(A block of data)
------------------------------------------------
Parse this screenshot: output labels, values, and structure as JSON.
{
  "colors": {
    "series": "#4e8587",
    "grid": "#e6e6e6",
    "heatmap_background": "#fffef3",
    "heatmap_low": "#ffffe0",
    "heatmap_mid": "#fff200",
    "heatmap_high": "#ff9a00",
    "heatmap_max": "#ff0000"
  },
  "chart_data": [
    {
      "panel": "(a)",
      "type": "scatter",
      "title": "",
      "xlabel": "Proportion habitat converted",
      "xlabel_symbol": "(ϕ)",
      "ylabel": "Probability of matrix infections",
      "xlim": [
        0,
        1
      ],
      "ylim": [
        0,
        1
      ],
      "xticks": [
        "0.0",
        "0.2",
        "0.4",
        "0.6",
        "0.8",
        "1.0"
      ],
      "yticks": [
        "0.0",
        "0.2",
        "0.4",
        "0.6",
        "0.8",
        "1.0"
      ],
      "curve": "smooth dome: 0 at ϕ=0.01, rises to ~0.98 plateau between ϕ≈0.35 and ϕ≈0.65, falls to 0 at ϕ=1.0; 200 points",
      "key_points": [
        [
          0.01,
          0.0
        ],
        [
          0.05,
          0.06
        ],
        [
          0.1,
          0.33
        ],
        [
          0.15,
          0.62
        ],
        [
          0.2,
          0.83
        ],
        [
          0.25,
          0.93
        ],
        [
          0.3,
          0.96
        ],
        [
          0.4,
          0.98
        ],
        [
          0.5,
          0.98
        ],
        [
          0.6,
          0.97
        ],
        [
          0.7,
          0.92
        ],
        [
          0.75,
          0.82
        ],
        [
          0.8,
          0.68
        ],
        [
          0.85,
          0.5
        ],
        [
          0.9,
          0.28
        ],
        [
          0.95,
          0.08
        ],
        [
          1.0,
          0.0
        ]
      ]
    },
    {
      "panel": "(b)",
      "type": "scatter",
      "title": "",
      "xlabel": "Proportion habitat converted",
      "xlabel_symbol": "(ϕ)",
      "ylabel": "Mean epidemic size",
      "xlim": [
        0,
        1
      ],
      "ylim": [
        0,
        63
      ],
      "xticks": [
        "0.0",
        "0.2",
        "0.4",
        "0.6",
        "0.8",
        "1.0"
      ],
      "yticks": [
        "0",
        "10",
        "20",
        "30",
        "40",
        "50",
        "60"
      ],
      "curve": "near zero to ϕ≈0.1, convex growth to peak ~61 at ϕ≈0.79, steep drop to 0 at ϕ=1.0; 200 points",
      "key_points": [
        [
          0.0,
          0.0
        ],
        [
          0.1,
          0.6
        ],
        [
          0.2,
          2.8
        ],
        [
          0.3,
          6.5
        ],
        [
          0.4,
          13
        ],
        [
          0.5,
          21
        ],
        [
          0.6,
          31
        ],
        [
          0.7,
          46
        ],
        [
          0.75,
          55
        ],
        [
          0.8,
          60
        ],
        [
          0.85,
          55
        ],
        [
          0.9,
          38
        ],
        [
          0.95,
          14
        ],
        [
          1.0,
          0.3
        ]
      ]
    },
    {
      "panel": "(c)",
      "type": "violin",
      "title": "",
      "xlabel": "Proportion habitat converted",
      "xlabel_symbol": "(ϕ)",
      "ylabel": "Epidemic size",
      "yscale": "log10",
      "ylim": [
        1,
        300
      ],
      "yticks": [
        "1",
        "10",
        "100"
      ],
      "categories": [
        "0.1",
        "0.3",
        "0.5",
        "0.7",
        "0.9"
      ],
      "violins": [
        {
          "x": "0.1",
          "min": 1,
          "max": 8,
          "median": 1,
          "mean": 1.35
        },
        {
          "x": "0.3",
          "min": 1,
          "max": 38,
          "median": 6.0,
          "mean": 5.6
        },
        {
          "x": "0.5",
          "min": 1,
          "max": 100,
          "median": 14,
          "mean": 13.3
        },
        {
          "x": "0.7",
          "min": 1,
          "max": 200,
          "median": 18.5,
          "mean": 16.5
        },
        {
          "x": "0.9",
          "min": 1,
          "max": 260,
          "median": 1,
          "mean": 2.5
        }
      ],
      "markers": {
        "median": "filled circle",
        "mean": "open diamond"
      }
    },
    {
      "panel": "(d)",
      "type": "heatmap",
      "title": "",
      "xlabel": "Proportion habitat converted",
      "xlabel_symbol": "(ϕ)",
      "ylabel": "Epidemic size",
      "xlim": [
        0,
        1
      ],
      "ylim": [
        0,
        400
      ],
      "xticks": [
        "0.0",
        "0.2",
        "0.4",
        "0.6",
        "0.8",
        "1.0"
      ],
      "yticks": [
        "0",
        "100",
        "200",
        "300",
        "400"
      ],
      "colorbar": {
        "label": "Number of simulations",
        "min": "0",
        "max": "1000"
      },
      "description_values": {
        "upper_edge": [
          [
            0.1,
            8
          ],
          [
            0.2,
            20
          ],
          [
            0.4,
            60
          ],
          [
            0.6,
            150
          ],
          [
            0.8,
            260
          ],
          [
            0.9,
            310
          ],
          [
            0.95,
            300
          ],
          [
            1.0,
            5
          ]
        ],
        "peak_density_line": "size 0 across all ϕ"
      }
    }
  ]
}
------------------------------------------------
§ **Work to do**: Copy out every line of the data above, exactly as given.

§ **Answer to this exercise**:
Parse this screenshot: output labels, values, and structure as JSON.
{
  "colors": {
    "series": "#4e8587",
    "grid": "#e6e6e6",
    "heatmap_background": "#fffef3",
    "heatmap_low": "#ffffe0",
    "heatmap_mid": "#fff200",
    "heatmap_high": "#ff9a00",
    "heatmap_max": "#ff0000"
  },
  "chart_data": [
    {
      "panel": "(a)",
      "type": "scatter",
      "title": "",
      "xlabel": "Proportion habitat converted",
      "xlabel_symbol": "(ϕ)",
      "ylabel": "Probability of matrix infections",
      "xlim": [
        0,
        1
      ],
      "ylim": [
        0,
        1
      ],
      "xticks": [
        "0.0",
        "0.2",
        "0.4",
        "0.6",
        "0.8",
        "1.0"
      ],
      "yticks": [
        "0.0",
        "0.2",
        "0.4",
        "0.6",
        "0.8",
        "1.0"
      ],
      "curve": "smooth dome: 0 at ϕ=0.01, rises to ~0.98 plateau between ϕ≈0.35 and ϕ≈0.65, falls to 0 at ϕ=1.0; 200 points",
      "key_points": [
        [
          0.01,
          0.0
        ],
        [
          0.05,
          0.06
        ],
        [
          0.1,
          0.33
        ],
        [
          0.15,
          0.62
        ],
        [
          0.2,
          0.83
        ],
        [
          0.25,
          0.93
        ],
        [
          0.3,
          0.96
        ],
        [
          0.4,
          0.98
        ],
        [
          0.5,
          0.98
        ],
        [
          0.6,
          0.97
        ],
        [
          0.7,
          0.92
        ],
        [
          0.75,
          0.82
        ],
        [
          0.8,
          0.68
        ],
        [
          0.85,
          0.5
        ],
        [
          0.9,
          0.28
        ],
        [
          0.95,
          0.08
        ],
        [
          1.0,
          0.0
        ]
      ]
    },
    {
      "panel": "(b)",
      "type": "scatter",
      "title": "",
      "xlabel": "Proportion habitat converted",
      "xlabel_symbol": "(ϕ)",
      "ylabel": "Mean epidemic size",
      "xlim": [
        0,
        1
      ],
      "ylim": [
        0,
        63
      ],
      "xticks": [
        "0.0",
        "0.2",
        "0.4",
        "0.6",
        "0.8",
        "1.0"
      ],
      "yticks": [
        "0",
        "10",
        "20",
        "30",
        "40",
        "50",
        "60"
      ],
      "curve": "near zero to ϕ≈0.1, convex growth to peak ~61 at ϕ≈0.79, steep drop to 0 at ϕ=1.0; 200 points",
      "key_points": [
        [
          0.0,
          0.0
        ],
        [
          0.1,
          0.6
        ],
        [
          0.2,
          2.8
        ],
        [
          0.3,
          6.5
        ],
        [
          0.4,
          13
        ],
        [
          0.5,
          21
        ],
        [
          0.6,
          31
        ],
        [
          0.7,
          46
        ],
        [
          0.75,
          55
        ],
        [
          0.8,
          60
        ],
        [
          0.85,
          55
        ],
        [
          0.9,
          38
        ],
        [
          0.95,
          14
        ],
        [
          1.0,
          0.3
        ]
      ]
    },
    {
      "panel": "(c)",
      "type": "violin",
      "title": "",
      "xlabel": "Proportion habitat converted",
      "xlabel_symbol": "(ϕ)",
      "ylabel": "Epidemic size",
      "yscale": "log10",
      "ylim": [
        1,
        300
      ],
      "yticks": [
        "1",
        "10",
        "100"
      ],
      "categories": [
        "0.1",
        "0.3",
        "0.5",
        "0.7",
        "0.9"
      ],
      "violins": [
        {
          "x": "0.1",
          "min": 1,
          "max": 8,
          "median": 1,
          "mean": 1.35
        },
        {
          "x": "0.3",
          "min": 1,
          "max": 38,
          "median": 6.0,
          "mean": 5.6
        },
        {
          "x": "0.5",
          "min": 1,
          "max": 100,
          "median": 14,
          "mean": 13.3
        },
        {
          "x": "0.7",
          "min": 1,
          "max": 200,
          "median": 18.5,
          "mean": 16.5
        },
        {
          "x": "0.9",
          "min": 1,
          "max": 260,
          "median": 1,
          "mean": 2.5
        }
      ],
      "markers": {
        "median": "filled circle",
        "mean": "open diamond"
      }
    },
    {
      "panel": "(d)",
      "type": "heatmap",
      "title": "",
      "xlabel": "Proportion habitat converted",
      "xlabel_symbol": "(ϕ)",
      "ylabel": "Epidemic size",
      "xlim": [
        0,
        1
      ],
      "ylim": [
        0,
        400
      ],
      "xticks": [
        "0.0",
        "0.2",
        "0.4",
        "0.6",
        "0.8",
        "1.0"
      ],
      "yticks": [
        "0",
        "100",
        "200",
        "300",
        "400"
      ],
      "colorbar": {
        "label": "Number of simulations",
        "min": "0",
        "max": "1000"
      },
      "description_values": {
        "upper_edge": [
          [
            0.1,
            8
          ],
          [
            0.2,
            20
          ],
          [
            0.4,
            60
          ],
          [
            0.6,
            150
          ],
          [
            0.8,
            260
          ],
          [
            0.9,
            310
          ],
          [
            0.95,
            300
          ],
          [
            1.0,
            5
          ]
        ],
        "peak_density_line": "size 0 across all ϕ"
      }
    }
  ]
}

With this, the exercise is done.